___ Material shown ___
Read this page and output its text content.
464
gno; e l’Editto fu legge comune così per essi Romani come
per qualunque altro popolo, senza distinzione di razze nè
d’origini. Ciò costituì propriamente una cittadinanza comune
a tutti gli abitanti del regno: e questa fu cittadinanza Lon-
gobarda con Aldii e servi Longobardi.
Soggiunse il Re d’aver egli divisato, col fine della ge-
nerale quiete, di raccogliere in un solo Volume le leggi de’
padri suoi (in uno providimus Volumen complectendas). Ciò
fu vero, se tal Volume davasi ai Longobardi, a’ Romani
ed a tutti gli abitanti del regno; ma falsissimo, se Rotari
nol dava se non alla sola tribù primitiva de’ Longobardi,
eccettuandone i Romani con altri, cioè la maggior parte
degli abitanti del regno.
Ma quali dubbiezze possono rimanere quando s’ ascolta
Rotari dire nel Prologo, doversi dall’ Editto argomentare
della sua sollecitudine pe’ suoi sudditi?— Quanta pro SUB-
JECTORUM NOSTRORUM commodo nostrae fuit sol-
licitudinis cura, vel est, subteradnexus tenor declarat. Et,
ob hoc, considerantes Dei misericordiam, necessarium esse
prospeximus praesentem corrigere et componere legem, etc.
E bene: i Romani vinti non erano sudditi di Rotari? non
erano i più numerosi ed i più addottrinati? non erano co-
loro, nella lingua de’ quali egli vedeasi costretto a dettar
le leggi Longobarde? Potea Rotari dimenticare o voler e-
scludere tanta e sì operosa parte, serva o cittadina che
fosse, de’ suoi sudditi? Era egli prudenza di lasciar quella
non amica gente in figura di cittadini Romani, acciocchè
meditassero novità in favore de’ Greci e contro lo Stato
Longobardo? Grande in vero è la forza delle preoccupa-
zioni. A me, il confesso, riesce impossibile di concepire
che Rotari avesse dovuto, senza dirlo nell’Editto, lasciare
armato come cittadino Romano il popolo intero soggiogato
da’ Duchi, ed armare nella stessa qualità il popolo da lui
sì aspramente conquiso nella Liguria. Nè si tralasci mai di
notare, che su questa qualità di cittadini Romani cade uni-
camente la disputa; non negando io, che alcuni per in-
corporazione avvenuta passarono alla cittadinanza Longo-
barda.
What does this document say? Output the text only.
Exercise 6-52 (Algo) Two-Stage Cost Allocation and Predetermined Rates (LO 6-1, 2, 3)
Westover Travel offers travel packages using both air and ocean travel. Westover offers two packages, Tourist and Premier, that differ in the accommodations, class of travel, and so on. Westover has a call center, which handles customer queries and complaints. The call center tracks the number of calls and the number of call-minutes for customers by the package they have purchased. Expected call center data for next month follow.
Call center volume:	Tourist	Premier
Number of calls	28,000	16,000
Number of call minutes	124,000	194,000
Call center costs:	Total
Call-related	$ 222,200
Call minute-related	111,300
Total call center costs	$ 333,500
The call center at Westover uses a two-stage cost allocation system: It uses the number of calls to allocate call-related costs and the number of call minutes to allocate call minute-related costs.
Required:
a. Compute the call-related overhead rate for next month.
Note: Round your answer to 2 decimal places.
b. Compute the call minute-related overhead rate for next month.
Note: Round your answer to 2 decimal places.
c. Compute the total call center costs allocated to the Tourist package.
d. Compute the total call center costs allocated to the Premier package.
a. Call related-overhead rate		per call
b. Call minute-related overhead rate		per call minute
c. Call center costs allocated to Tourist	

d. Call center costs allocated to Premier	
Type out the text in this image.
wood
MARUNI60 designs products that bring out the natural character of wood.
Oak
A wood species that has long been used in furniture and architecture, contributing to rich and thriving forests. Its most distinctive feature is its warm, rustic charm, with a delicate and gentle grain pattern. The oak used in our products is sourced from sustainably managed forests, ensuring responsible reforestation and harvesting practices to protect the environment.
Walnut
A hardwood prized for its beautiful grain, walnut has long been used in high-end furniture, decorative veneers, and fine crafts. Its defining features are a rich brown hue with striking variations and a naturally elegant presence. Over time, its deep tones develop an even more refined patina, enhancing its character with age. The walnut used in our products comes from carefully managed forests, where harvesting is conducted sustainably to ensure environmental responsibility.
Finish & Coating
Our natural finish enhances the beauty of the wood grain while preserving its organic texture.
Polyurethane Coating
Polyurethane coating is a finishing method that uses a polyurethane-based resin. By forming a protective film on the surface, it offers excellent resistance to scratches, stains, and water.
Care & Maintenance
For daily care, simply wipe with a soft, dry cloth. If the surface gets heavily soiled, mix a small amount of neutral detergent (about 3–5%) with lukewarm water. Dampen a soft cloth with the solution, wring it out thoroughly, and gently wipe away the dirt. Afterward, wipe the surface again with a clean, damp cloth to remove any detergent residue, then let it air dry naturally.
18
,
___
## Problem details
Copy out each line of the data where the string "parte" appears.

## Exercise response
eccettuandone i Romani con altri, cioè la maggior parte
scludere tanta e sì operosa parte, serva o cittadina che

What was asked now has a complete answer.